Your goal – Identify the lines containing the word "tampões". Copy each one.

(Extracted data entries)
--- begin ---

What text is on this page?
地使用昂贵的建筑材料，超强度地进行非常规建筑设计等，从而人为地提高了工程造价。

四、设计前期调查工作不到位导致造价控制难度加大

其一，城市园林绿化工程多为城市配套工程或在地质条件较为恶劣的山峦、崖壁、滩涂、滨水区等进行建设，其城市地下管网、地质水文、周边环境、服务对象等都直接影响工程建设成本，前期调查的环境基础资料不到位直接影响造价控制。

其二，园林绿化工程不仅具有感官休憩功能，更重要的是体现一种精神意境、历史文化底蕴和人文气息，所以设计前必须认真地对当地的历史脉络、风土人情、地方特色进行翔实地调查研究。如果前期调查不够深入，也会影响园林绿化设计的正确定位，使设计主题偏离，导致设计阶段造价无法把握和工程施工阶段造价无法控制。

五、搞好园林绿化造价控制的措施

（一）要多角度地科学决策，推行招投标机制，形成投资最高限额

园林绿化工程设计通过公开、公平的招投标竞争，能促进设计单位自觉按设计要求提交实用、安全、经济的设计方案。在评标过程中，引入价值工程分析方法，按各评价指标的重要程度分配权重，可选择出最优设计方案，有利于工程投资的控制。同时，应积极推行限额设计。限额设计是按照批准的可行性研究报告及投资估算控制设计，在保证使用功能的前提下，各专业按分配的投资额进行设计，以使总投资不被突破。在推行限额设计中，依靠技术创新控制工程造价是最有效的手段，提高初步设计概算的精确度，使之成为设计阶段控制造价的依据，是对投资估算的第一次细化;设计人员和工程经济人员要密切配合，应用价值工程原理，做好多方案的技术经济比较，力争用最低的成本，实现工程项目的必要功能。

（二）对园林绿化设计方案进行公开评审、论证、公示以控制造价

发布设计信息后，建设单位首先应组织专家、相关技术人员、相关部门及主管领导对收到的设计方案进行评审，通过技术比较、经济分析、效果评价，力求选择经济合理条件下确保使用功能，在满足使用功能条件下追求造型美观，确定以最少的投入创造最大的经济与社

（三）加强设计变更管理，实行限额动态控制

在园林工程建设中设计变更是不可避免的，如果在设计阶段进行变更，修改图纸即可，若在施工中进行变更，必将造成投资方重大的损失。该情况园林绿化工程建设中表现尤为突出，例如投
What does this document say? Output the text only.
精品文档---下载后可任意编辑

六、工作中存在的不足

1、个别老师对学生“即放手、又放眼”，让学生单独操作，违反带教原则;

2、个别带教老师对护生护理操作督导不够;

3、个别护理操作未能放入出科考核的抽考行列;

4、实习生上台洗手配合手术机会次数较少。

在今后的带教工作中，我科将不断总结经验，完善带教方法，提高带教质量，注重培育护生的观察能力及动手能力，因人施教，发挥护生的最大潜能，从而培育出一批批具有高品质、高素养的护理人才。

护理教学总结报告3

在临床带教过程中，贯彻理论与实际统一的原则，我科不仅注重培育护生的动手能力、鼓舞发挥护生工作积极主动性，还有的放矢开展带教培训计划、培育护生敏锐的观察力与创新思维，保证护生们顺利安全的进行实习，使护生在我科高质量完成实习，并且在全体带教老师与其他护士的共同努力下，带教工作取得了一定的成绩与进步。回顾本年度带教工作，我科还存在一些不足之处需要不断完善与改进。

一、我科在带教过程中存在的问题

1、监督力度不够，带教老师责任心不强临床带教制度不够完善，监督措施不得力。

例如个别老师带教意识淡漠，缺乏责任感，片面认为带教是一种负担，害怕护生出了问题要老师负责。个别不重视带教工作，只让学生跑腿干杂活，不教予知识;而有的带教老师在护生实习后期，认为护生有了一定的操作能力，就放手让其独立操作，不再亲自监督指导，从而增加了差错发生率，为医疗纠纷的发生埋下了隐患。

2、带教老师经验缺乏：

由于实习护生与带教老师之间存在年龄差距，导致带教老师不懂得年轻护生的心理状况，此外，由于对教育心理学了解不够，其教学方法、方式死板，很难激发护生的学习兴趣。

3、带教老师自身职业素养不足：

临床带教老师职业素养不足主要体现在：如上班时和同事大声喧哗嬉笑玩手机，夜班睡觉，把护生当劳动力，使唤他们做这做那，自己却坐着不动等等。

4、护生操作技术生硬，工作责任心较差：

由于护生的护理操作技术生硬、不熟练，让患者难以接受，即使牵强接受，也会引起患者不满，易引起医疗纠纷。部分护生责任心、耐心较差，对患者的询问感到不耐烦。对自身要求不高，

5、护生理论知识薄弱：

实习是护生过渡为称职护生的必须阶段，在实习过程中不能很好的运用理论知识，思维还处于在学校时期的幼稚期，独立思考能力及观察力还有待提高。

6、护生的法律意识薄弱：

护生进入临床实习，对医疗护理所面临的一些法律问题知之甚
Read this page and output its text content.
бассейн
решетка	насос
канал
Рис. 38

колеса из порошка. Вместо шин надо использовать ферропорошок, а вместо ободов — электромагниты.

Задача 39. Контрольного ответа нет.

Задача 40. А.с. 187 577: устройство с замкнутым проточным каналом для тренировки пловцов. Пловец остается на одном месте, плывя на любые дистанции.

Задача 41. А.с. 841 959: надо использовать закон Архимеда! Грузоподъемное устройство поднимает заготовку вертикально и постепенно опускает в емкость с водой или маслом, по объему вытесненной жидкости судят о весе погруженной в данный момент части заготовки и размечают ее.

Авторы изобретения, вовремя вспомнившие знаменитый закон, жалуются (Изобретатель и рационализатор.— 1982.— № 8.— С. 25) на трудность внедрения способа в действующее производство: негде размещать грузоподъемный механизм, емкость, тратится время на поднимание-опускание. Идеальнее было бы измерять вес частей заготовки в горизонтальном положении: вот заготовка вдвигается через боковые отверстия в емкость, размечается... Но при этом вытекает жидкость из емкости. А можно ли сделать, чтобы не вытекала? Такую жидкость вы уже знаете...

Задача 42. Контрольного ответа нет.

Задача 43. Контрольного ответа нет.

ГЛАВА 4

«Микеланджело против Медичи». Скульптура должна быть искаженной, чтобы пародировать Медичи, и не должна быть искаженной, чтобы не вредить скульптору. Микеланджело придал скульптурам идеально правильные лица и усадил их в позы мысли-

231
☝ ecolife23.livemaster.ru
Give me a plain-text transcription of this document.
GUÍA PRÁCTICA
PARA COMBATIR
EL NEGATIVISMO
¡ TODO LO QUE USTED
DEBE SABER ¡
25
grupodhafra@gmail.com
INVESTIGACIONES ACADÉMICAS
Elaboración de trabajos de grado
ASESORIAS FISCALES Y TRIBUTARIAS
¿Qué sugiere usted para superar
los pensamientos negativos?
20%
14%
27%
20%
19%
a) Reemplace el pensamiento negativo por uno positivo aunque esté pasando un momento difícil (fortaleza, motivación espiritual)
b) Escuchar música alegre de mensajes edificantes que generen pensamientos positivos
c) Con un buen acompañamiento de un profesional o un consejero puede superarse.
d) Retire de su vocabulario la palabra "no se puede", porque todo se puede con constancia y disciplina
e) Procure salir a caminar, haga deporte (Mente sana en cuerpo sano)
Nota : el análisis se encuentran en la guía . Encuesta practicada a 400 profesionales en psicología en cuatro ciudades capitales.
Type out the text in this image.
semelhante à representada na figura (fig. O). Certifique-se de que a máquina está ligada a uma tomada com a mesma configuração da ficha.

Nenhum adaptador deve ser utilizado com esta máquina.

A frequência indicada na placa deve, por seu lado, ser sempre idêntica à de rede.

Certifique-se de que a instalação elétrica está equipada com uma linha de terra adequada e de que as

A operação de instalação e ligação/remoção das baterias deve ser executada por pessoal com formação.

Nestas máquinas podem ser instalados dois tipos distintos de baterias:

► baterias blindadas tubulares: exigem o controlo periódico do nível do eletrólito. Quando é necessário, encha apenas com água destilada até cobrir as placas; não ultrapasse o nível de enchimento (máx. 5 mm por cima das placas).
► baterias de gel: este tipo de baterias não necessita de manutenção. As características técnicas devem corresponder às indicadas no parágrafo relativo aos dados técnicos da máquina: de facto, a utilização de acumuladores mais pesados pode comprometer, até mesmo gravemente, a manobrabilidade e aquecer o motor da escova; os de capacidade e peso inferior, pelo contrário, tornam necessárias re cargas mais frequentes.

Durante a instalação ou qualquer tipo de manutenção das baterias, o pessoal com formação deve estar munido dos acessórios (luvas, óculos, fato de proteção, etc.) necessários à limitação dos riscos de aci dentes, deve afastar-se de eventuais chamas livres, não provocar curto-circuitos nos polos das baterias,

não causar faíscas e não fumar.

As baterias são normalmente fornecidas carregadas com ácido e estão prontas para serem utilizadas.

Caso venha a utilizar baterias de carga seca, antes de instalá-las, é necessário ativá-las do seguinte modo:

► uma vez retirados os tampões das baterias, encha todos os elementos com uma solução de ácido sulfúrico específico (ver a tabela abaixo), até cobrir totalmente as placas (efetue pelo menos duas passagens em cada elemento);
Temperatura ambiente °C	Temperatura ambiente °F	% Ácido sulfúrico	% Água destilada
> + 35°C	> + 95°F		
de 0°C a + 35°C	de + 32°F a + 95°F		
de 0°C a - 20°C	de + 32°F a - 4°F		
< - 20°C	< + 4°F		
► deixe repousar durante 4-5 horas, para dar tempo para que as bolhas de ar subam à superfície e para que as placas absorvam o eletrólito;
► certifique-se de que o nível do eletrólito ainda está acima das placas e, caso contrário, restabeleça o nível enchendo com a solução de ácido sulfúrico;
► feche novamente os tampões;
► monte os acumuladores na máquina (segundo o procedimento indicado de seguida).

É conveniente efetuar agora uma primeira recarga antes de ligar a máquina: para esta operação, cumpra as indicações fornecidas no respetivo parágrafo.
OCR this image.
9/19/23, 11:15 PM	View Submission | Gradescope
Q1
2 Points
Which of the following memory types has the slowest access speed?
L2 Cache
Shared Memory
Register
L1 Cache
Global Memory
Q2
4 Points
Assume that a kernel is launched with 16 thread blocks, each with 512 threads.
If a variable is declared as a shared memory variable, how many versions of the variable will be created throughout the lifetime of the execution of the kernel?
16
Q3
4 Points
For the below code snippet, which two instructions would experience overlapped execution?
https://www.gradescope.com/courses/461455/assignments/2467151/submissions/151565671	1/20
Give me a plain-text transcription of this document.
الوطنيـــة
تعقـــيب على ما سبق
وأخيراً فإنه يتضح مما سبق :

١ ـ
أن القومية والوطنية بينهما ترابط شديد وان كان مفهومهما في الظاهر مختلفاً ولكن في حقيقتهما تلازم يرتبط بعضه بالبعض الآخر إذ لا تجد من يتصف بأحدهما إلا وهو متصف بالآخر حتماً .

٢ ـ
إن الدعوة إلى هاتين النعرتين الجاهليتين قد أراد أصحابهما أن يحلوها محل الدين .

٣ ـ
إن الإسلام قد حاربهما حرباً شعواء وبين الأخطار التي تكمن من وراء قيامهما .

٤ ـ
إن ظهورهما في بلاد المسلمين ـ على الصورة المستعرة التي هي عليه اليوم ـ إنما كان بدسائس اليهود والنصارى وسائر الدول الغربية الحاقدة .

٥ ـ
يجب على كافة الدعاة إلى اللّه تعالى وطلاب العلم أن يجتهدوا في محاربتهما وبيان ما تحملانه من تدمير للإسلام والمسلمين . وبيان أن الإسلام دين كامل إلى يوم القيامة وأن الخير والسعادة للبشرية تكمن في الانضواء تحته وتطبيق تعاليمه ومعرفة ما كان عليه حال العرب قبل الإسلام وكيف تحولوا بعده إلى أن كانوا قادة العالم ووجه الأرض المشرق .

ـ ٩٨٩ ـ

--- end ---

Task result –
► uma vez retirados os tampões das baterias, encha todos os elementos com uma solução de ácido sulfúrico específico (ver a tabela abaixo), até cobrir totalmente as placas (efetue pelo menos duas passagens em cada elemento);
► feche novamente os tampões;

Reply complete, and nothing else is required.